● **Selected passage**
Let $(V, \langle,\rangle) $ be an euclidean Vector space. For $w \in V, w\ne 0$, the map $s_w: V \rightarrow V$, $s_w (v): = v -2 \tfrac{\langle v,w \rangle}{\langle w,w \rangle}$ is defined (the mapping $s_w$ is the reflection at the hyperplane ${v ∈ V | \langle v,w \rangle = 0}$).
I want to proof that every orthogonal Endomorphism is a composition of such reflections.
First I formalized the statement: For every orthogonal Endomorphism $f: V\rightarrow V$, there are $w_1,\dots, w_r \in V, r ≤ n$ with $f = s_{w_1} ◦. . . ◦ s_{w_r}$.
I am not sure but in order to proof this statement, I had in mind that I could find a $w_1 \in V$ such that $\widetilde{f} = s_{w1} ◦ f$ is a straight line through the origin and then consider the restriction of $\widetilde{f}$ on the orthogonal complement of the straight line.
Maybe someone can share some thoughts on this or suggest an easier way. Thanks for any kind of advice!
Proof: For $f = id_V$ the assertion is clear ("composition of 0 reflections"). Let now $v \in V$ with $f(v) \neq v$. Set $w_1 := f(v) - v$. Set $\widetilde{f}:= s_{w_1} ◦ f$. Then $\widetilde{f}(v) = v$ is true.
Inductively, we can conclude that the assertion holds for the orthogonal complement of $v$. (Due to the orthogonality of $f$, $f$ induces an endomorphism on the orthogonal complement of $v$.)
We can thus write $\widetilde{f}|_{L(v)^⊥} = s_{w_2} ◦ \dots ◦ s_{w_r}$. The reflections $s_{w_i}$ on $L(v)^⊥$ can be extended to reflections on $V$ by writing $s_{w_i}(v) = v$ for all $ i \in \{2, . . . , r\}$. With $s_{w_1} = s_{w_1}^{−1}$ we obtain: $$f = s_{w_1} ◦ s_{w_2} ◦ \dots ◦ s_{w_r}$$

● **Records shown**

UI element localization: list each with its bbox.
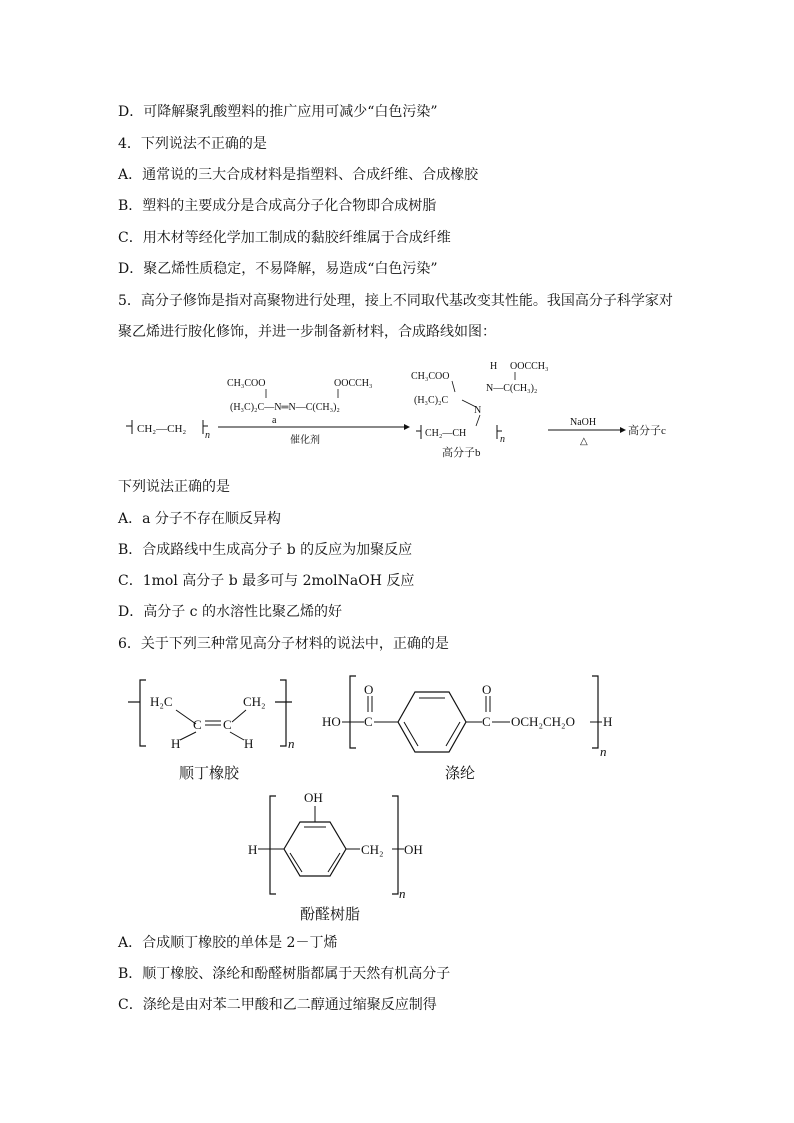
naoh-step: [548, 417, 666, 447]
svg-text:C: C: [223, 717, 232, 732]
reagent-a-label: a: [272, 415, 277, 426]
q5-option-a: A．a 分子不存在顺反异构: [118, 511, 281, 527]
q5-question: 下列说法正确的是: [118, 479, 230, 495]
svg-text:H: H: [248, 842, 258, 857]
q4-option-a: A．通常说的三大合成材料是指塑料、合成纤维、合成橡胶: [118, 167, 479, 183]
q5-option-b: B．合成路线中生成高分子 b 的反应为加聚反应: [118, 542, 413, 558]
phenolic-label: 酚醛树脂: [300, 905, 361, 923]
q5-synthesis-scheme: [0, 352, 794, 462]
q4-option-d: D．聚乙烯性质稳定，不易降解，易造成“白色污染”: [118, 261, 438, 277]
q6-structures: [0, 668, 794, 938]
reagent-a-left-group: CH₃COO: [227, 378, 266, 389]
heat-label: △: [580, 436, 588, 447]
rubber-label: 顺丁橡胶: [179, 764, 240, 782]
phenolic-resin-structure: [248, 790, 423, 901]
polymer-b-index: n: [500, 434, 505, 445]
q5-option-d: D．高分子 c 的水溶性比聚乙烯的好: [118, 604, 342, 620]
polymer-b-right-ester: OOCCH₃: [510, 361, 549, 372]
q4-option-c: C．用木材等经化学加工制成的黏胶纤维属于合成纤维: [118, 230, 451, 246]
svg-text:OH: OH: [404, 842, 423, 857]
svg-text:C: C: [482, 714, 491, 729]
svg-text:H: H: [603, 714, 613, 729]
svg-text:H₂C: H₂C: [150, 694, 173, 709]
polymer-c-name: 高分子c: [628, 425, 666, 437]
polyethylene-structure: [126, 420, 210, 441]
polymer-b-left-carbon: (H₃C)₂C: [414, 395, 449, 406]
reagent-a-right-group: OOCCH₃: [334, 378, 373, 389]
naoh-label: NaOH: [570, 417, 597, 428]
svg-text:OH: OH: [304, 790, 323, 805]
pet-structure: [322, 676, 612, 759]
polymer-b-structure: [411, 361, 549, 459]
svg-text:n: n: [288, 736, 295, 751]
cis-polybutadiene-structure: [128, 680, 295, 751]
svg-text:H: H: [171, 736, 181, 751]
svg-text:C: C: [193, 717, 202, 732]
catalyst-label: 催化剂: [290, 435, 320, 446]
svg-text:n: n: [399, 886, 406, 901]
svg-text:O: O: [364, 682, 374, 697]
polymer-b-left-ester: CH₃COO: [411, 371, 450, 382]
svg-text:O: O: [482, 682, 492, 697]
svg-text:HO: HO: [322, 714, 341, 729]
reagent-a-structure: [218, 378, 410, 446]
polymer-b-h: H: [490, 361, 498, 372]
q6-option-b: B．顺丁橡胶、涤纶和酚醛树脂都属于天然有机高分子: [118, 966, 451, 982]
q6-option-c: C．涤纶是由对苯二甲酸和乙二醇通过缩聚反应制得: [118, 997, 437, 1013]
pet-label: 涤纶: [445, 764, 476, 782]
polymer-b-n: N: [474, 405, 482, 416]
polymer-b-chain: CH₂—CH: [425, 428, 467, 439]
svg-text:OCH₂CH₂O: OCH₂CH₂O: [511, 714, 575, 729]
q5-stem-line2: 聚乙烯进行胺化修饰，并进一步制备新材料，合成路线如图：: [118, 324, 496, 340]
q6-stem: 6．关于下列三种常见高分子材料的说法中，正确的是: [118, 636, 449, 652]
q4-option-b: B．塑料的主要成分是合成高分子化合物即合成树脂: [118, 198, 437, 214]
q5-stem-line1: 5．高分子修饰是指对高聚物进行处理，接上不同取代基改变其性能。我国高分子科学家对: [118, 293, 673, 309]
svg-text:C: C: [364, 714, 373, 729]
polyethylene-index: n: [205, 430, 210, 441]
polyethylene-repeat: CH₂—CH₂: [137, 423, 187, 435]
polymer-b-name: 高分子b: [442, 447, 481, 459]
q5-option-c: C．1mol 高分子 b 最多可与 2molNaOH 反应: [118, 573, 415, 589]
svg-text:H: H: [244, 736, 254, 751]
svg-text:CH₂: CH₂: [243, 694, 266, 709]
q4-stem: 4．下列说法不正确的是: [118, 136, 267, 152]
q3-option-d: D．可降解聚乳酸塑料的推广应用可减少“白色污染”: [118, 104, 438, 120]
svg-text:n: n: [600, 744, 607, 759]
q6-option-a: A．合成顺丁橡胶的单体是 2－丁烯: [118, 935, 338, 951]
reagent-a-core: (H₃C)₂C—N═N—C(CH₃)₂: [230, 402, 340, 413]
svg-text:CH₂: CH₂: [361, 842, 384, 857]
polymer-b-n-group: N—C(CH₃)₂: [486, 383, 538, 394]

● **Exercises to complete**
1. Answer these questions from the post on reflections and orthogonal endomorphisms:
(a) In the proof, what vector is w_1 set to?
(b) In the formalized statement, what bound is placed on r?
(c) How does the proof describe the case f = id_V?
2. Print everything in the post on reflections and orthogonal endomorphisms from "Let $(V, \langle,\rangle)" down to "of such reflections.".

● **Responses in order**
1.
(a) w_1 := f(v) − v
(b) r ≤ n
(c) As a "composition of 0 reflections"

2.
Let $(V, \langle,\rangle) $ be an euclidean Vector space. For $w \in V, w\ne 0$, the map $s_w: V \rightarrow V$, $s_w (v): = v -2 \tfrac{\langle v,w \rangle}{\langle w,w \rangle}$ is defined (the mapping $s_w$ is the reflection at the hyperplane ${v ∈ V | \langle v,w \rangle = 0}$).
I want to proof that every orthogonal Endomorphism is a composition of such reflections.